# DATA PROVIDED start

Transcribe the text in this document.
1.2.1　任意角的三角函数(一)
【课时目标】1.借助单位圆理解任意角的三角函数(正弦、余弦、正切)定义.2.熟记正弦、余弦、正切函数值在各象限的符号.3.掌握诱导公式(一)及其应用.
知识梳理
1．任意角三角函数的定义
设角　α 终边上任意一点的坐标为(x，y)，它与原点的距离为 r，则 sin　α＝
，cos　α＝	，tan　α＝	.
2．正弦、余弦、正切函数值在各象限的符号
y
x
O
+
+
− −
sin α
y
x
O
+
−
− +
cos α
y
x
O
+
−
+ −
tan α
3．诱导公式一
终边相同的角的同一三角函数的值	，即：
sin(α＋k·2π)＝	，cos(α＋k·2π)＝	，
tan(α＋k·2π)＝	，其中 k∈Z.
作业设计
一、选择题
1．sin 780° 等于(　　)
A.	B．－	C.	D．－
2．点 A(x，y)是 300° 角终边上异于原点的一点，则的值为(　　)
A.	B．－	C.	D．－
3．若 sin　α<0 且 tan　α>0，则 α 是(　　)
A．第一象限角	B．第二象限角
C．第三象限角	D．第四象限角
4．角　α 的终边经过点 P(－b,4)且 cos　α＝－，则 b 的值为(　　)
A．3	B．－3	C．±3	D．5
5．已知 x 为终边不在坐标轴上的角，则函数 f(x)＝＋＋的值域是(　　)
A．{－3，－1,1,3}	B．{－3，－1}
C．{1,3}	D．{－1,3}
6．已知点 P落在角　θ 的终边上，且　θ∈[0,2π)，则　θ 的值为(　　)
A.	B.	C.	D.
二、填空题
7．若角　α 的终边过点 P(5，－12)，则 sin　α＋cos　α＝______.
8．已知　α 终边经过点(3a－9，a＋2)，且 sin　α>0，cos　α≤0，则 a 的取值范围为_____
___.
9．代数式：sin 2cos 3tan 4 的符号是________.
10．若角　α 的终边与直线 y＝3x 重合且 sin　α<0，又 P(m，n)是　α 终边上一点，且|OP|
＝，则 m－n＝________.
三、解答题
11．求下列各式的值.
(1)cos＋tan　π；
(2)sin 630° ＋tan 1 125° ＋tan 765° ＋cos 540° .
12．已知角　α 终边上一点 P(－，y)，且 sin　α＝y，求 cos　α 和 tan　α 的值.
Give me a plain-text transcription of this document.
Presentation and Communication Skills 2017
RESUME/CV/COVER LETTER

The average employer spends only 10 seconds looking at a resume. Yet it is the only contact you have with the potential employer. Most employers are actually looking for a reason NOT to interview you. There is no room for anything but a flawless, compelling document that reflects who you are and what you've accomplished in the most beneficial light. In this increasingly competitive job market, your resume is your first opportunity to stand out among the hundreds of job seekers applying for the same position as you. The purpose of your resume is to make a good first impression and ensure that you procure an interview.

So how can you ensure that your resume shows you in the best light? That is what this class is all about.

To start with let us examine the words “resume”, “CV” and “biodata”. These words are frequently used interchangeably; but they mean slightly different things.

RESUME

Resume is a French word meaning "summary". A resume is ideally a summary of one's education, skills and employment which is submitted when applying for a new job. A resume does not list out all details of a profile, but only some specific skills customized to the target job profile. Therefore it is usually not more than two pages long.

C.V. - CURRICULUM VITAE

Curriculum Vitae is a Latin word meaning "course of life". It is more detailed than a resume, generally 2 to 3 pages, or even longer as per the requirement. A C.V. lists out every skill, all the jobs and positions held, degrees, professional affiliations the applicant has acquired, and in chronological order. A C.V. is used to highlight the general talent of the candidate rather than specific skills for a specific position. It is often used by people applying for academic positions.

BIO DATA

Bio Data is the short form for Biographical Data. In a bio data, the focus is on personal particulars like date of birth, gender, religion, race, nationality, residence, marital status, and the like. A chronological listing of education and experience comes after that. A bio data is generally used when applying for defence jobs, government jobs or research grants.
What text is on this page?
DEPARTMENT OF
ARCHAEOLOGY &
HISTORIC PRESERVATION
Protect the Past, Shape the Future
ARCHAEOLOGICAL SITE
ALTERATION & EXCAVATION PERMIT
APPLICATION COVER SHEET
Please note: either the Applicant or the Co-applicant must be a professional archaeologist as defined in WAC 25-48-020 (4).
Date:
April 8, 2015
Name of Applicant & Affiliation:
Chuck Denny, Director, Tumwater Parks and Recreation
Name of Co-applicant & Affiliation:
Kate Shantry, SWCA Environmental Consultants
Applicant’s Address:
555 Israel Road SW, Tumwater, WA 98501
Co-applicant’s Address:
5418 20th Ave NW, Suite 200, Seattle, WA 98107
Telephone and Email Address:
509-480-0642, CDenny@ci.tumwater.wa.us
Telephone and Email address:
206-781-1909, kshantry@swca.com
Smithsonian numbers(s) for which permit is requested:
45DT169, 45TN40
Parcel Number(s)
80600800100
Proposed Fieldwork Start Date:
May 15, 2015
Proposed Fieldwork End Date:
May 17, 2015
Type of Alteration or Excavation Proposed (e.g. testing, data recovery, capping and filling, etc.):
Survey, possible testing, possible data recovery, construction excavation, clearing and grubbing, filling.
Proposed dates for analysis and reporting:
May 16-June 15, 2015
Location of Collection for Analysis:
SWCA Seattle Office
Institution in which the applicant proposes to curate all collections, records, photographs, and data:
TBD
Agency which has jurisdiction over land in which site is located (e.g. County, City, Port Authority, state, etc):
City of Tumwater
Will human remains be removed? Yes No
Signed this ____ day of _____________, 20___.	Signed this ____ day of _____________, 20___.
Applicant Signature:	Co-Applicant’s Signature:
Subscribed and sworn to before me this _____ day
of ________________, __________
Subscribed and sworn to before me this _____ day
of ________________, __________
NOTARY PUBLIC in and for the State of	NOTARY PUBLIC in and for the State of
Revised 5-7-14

# DATA PROVIDED end

= WORK INSTRUCTIONS =
Restate the data above word for word, please.

= EXPECTED ANSWER =
Transcribe the text in this document.
1.2.1　任意角的三角函数(一)
【课时目标】1.借助单位圆理解任意角的三角函数(正弦、余弦、正切)定义.2.熟记正弦、余弦、正切函数值在各象限的符号.3.掌握诱导公式(一)及其应用.
知识梳理
1．任意角三角函数的定义
设角　α 终边上任意一点的坐标为(x，y)，它与原点的距离为 r，则 sin　α＝
，cos　α＝	，tan　α＝	.
2．正弦、余弦、正切函数值在各象限的符号
y
x
O
+
+
− −
sin α
y
x
O
+
−
− +
cos α
y
x
O
+
−
+ −
tan α
3．诱导公式一
终边相同的角的同一三角函数的值	，即：
sin(α＋k·2π)＝	，cos(α＋k·2π)＝	，
tan(α＋k·2π)＝	，其中 k∈Z.
作业设计
一、选择题
1．sin 780° 等于(　　)
A.	B．－	C.	D．－
2．点 A(x，y)是 300° 角终边上异于原点的一点，则的值为(　　)
A.	B．－	C.	D．－
3．若 sin　α<0 且 tan　α>0，则 α 是(　　)
A．第一象限角	B．第二象限角
C．第三象限角	D．第四象限角
4．角　α 的终边经过点 P(－b,4)且 cos　α＝－，则 b 的值为(　　)
A．3	B．－3	C．±3	D．5
5．已知 x 为终边不在坐标轴上的角，则函数 f(x)＝＋＋的值域是(　　)
A．{－3，－1,1,3}	B．{－3，－1}
C．{1,3}	D．{－1,3}
6．已知点 P落在角　θ 的终边上，且　θ∈[0,2π)，则　θ 的值为(　　)
A.	B.	C.	D.
二、填空题
7．若角　α 的终边过点 P(5，－12)，则 sin　α＋cos　α＝______.
8．已知　α 终边经过点(3a－9，a＋2)，且 sin　α>0，cos　α≤0，则 a 的取值范围为_____
___.
9．代数式：sin 2cos 3tan 4 的符号是________.
10．若角　α 的终边与直线 y＝3x 重合且 sin　α<0，又 P(m，n)是　α 终边上一点，且|OP|
＝，则 m－n＝________.
三、解答题
11．求下列各式的值.
(1)cos＋tan　π；
(2)sin 630° ＋tan 1 125° ＋tan 765° ＋cos 540° .
12．已知角　α 终边上一点 P(－，y)，且 sin　α＝y，求 cos　α 和 tan　α 的值.
Give me a plain-text transcription of this document.
Presentation and Communication Skills 2017
RESUME/CV/COVER LETTER

The average employer spends only 10 seconds looking at a resume. Yet it is the only contact you have with the potential employer. Most employers are actually looking for a reason NOT to interview you. There is no room for anything but a flawless, compelling document that reflects who you are and what you've accomplished in the most beneficial light. In this increasingly competitive job market, your resume is your first opportunity to stand out among the hundreds of job seekers applying for the same position as you. The purpose of your resume is to make a good first impression and ensure that you procure an interview.

So how can you ensure that your resume shows you in the best light? That is what this class is all about.

To start with let us examine the words “resume”, “CV” and “biodata”. These words are frequently used interchangeably; but they mean slightly different things.

RESUME

Resume is a French word meaning "summary". A resume is ideally a summary of one's education, skills and employment which is submitted when applying for a new job. A resume does not list out all details of a profile, but only some specific skills customized to the target job profile. Therefore it is usually not more than two pages long.

C.V. - CURRICULUM VITAE

Curriculum Vitae is a Latin word meaning "course of life". It is more detailed than a resume, generally 2 to 3 pages, or even longer as per the requirement. A C.V. lists out every skill, all the jobs and positions held, degrees, professional affiliations the applicant has acquired, and in chronological order. A C.V. is used to highlight the general talent of the candidate rather than specific skills for a specific position. It is often used by people applying for academic positions.

BIO DATA

Bio Data is the short form for Biographical Data. In a bio data, the focus is on personal particulars like date of birth, gender, religion, race, nationality, residence, marital status, and the like. A chronological listing of education and experience comes after that. A bio data is generally used when applying for defence jobs, government jobs or research grants.
What text is on this page?
DEPARTMENT OF
ARCHAEOLOGY &
HISTORIC PRESERVATION
Protect the Past, Shape the Future
ARCHAEOLOGICAL SITE
ALTERATION & EXCAVATION PERMIT
APPLICATION COVER SHEET
Please note: either the Applicant or the Co-applicant must be a professional archaeologist as defined in WAC 25-48-020 (4).
Date:
April 8, 2015
Name of Applicant & Affiliation:
Chuck Denny, Director, Tumwater Parks and Recreation
Name of Co-applicant & Affiliation:
Kate Shantry, SWCA Environmental Consultants
Applicant’s Address:
555 Israel Road SW, Tumwater, WA 98501
Co-applicant’s Address:
5418 20th Ave NW, Suite 200, Seattle, WA 98107
Telephone and Email Address:
509-480-0642, CDenny@ci.tumwater.wa.us
Telephone and Email address:
206-781-1909, kshantry@swca.com
Smithsonian numbers(s) for which permit is requested:
45DT169, 45TN40
Parcel Number(s)
80600800100
Proposed Fieldwork Start Date:
May 15, 2015
Proposed Fieldwork End Date:
May 17, 2015
Type of Alteration or Excavation Proposed (e.g. testing, data recovery, capping and filling, etc.):
Survey, possible testing, possible data recovery, construction excavation, clearing and grubbing, filling.
Proposed dates for analysis and reporting:
May 16-June 15, 2015
Location of Collection for Analysis:
SWCA Seattle Office
Institution in which the applicant proposes to curate all collections, records, photographs, and data:
TBD
Agency which has jurisdiction over land in which site is located (e.g. County, City, Port Authority, state, etc):
City of Tumwater
Will human remains be removed? Yes No
Signed this ____ day of _____________, 20___.	Signed this ____ day of _____________, 20___.
Applicant Signature:	Co-Applicant’s Signature:
Subscribed and sworn to before me this _____ day
of ________________, __________
Subscribed and sworn to before me this _____ day
of ________________, __________
NOTARY PUBLIC in and for the State of	NOTARY PUBLIC in and for the State of
Revised 5-7-14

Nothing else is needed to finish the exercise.